[Dataset items]
====
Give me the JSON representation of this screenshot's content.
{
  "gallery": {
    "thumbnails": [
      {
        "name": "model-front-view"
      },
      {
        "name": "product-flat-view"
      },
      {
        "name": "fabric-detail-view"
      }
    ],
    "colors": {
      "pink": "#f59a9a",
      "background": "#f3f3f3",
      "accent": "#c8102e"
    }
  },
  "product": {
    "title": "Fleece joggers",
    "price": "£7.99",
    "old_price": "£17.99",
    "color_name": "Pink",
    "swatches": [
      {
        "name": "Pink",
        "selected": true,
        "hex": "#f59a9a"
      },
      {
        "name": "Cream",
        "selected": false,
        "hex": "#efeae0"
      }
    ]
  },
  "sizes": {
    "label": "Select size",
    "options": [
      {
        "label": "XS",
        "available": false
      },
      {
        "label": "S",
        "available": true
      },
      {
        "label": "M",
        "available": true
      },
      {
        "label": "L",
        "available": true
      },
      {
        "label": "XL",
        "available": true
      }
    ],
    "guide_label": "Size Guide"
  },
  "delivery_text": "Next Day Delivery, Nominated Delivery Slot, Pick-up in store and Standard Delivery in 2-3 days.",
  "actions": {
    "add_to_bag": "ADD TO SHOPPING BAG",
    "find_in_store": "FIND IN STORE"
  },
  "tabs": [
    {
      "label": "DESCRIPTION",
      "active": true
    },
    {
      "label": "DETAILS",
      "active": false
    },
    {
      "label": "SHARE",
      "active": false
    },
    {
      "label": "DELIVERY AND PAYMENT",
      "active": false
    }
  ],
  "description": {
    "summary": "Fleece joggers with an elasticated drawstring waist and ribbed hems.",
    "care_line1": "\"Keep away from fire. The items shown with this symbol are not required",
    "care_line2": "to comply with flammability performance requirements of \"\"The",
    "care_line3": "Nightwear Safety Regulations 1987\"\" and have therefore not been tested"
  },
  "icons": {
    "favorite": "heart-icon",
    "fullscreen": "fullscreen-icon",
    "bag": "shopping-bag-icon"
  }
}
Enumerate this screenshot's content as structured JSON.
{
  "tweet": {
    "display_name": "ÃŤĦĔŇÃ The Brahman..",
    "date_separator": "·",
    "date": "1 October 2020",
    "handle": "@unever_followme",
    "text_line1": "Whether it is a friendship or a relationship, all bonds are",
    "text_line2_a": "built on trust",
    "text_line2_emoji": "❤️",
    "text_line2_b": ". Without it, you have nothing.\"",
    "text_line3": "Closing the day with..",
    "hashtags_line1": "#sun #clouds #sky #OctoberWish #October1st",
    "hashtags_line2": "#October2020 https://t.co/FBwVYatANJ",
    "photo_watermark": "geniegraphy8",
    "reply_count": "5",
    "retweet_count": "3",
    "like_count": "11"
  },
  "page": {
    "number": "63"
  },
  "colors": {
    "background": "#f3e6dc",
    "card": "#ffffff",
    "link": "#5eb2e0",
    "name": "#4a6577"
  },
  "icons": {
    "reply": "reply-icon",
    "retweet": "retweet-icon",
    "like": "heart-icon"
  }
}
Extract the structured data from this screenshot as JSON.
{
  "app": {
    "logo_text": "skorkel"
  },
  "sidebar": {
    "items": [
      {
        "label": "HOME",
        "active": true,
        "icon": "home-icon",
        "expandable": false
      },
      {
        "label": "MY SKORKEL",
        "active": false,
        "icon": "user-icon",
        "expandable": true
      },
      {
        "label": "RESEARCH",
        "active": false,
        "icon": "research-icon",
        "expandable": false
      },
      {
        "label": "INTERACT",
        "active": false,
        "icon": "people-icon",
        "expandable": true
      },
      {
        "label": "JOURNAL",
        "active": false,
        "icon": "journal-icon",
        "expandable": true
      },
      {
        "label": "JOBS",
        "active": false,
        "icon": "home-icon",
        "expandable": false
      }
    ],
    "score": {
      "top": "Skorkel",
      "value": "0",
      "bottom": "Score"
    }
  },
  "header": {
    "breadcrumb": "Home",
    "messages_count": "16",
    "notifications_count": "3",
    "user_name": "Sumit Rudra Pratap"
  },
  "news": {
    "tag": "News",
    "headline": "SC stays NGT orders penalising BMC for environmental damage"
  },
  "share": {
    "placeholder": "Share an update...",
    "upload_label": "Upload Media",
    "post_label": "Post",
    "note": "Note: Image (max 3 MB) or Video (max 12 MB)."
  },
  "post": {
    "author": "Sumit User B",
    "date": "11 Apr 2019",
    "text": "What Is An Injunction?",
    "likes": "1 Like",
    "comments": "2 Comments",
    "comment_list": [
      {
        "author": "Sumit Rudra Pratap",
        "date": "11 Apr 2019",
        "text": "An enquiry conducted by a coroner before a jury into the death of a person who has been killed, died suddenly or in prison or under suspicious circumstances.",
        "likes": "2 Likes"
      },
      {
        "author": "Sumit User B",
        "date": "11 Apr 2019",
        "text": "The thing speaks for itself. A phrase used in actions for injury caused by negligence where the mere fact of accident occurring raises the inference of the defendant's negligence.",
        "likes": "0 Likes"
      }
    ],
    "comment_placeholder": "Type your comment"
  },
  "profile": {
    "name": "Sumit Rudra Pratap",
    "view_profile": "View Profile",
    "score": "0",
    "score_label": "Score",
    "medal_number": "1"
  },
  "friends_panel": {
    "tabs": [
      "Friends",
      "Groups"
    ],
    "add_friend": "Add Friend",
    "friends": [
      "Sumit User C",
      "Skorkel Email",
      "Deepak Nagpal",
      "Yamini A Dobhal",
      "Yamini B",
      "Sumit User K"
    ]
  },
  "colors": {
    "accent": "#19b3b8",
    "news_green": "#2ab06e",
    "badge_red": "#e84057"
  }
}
====
**Task directions:** Write out every entry again exactly, please, with nothing missing.

**Result:**
Give me the JSON representation of this screenshot's content.
{
  "gallery": {
    "thumbnails": [
      {
        "name": "model-front-view"
      },
      {
        "name": "product-flat-view"
      },
      {
        "name": "fabric-detail-view"
      }
    ],
    "colors": {
      "pink": "#f59a9a",
      "background": "#f3f3f3",
      "accent": "#c8102e"
    }
  },
  "product": {
    "title": "Fleece joggers",
    "price": "£7.99",
    "old_price": "£17.99",
    "color_name": "Pink",
    "swatches": [
      {
        "name": "Pink",
        "selected": true,
        "hex": "#f59a9a"
      },
      {
        "name": "Cream",
        "selected": false,
        "hex": "#efeae0"
      }
    ]
  },
  "sizes": {
    "label": "Select size",
    "options": [
      {
        "label": "XS",
        "available": false
      },
      {
        "label": "S",
        "available": true
      },
      {
        "label": "M",
        "available": true
      },
      {
        "label": "L",
        "available": true
      },
      {
        "label": "XL",
        "available": true
      }
    ],
    "guide_label": "Size Guide"
  },
  "delivery_text": "Next Day Delivery, Nominated Delivery Slot, Pick-up in store and Standard Delivery in 2-3 days.",
  "actions": {
    "add_to_bag": "ADD TO SHOPPING BAG",
    "find_in_store": "FIND IN STORE"
  },
  "tabs": [
    {
      "label": "DESCRIPTION",
      "active": true
    },
    {
      "label": "DETAILS",
      "active": false
    },
    {
      "label": "SHARE",
      "active": false
    },
    {
      "label": "DELIVERY AND PAYMENT",
      "active": false
    }
  ],
  "description": {
    "summary": "Fleece joggers with an elasticated drawstring waist and ribbed hems.",
    "care_line1": "\"Keep away from fire. The items shown with this symbol are not required",
    "care_line2": "to comply with flammability performance requirements of \"\"The",
    "care_line3": "Nightwear Safety Regulations 1987\"\" and have therefore not been tested"
  },
  "icons": {
    "favorite": "heart-icon",
    "fullscreen": "fullscreen-icon",
    "bag": "shopping-bag-icon"
  }
}
Enumerate this screenshot's content as structured JSON.
{
  "tweet": {
    "display_name": "ÃŤĦĔŇÃ The Brahman..",
    "date_separator": "·",
    "date": "1 October 2020",
    "handle": "@unever_followme",
    "text_line1": "Whether it is a friendship or a relationship, all bonds are",
    "text_line2_a": "built on trust",
    "text_line2_emoji": "❤️",
    "text_line2_b": ". Without it, you have nothing.\"",
    "text_line3": "Closing the day with..",
    "hashtags_line1": "#sun #clouds #sky #OctoberWish #October1st",
    "hashtags_line2": "#October2020 https://t.co/FBwVYatANJ",
    "photo_watermark": "geniegraphy8",
    "reply_count": "5",
    "retweet_count": "3",
    "like_count": "11"
  },
  "page": {
    "number": "63"
  },
  "colors": {
    "background": "#f3e6dc",
    "card": "#ffffff",
    "link": "#5eb2e0",
    "name": "#4a6577"
  },
  "icons": {
    "reply": "reply-icon",
    "retweet": "retweet-icon",
    "like": "heart-icon"
  }
}
Extract the structured data from this screenshot as JSON.
{
  "app": {
    "logo_text": "skorkel"
  },
  "sidebar": {
    "items": [
      {
        "label": "HOME",
        "active": true,
        "icon": "home-icon",
        "expandable": false
      },
      {
        "label": "MY SKORKEL",
        "active": false,
        "icon": "user-icon",
        "expandable": true
      },
      {
        "label": "RESEARCH",
        "active": false,
        "icon": "research-icon",
        "expandable": false
      },
      {
        "label": "INTERACT",
        "active": false,
        "icon": "people-icon",
        "expandable": true
      },
      {
        "label": "JOURNAL",
        "active": false,
        "icon": "journal-icon",
        "expandable": true
      },
      {
        "label": "JOBS",
        "active": false,
        "icon": "home-icon",
        "expandable": false
      }
    ],
    "score": {
      "top": "Skorkel",
      "value": "0",
      "bottom": "Score"
    }
  },
  "header": {
    "breadcrumb": "Home",
    "messages_count": "16",
    "notifications_count": "3",
    "user_name": "Sumit Rudra Pratap"
  },
  "news": {
    "tag": "News",
    "headline": "SC stays NGT orders penalising BMC for environmental damage"
  },
  "share": {
    "placeholder": "Share an update...",
    "upload_label": "Upload Media",
    "post_label": "Post",
    "note": "Note: Image (max 3 MB) or Video (max 12 MB)."
  },
  "post": {
    "author": "Sumit User B",
    "date": "11 Apr 2019",
    "text": "What Is An Injunction?",
    "likes": "1 Like",
    "comments": "2 Comments",
    "comment_list": [
      {
        "author": "Sumit Rudra Pratap",
        "date": "11 Apr 2019",
        "text": "An enquiry conducted by a coroner before a jury into the death of a person who has been killed, died suddenly or in prison or under suspicious circumstances.",
        "likes": "2 Likes"
      },
      {
        "author": "Sumit User B",
        "date": "11 Apr 2019",
        "text": "The thing speaks for itself. A phrase used in actions for injury caused by negligence where the mere fact of accident occurring raises the inference of the defendant's negligence.",
        "likes": "0 Likes"
      }
    ],
    "comment_placeholder": "Type your comment"
  },
  "profile": {
    "name": "Sumit Rudra Pratap",
    "view_profile": "View Profile",
    "score": "0",
    "score_label": "Score",
    "medal_number": "1"
  },
  "friends_panel": {
    "tabs": [
      "Friends",
      "Groups"
    ],
    "add_friend": "Add Friend",
    "friends": [
      "Sumit User C",
      "Skorkel Email",
      "Deepak Nagpal",
      "Yamini A Dobhal",
      "Yamini B",
      "Sumit User K"
    ]
  },
  "colors": {
    "accent": "#19b3b8",
    "news_green": "#2ab06e",
    "badge_red": "#e84057"
  }
}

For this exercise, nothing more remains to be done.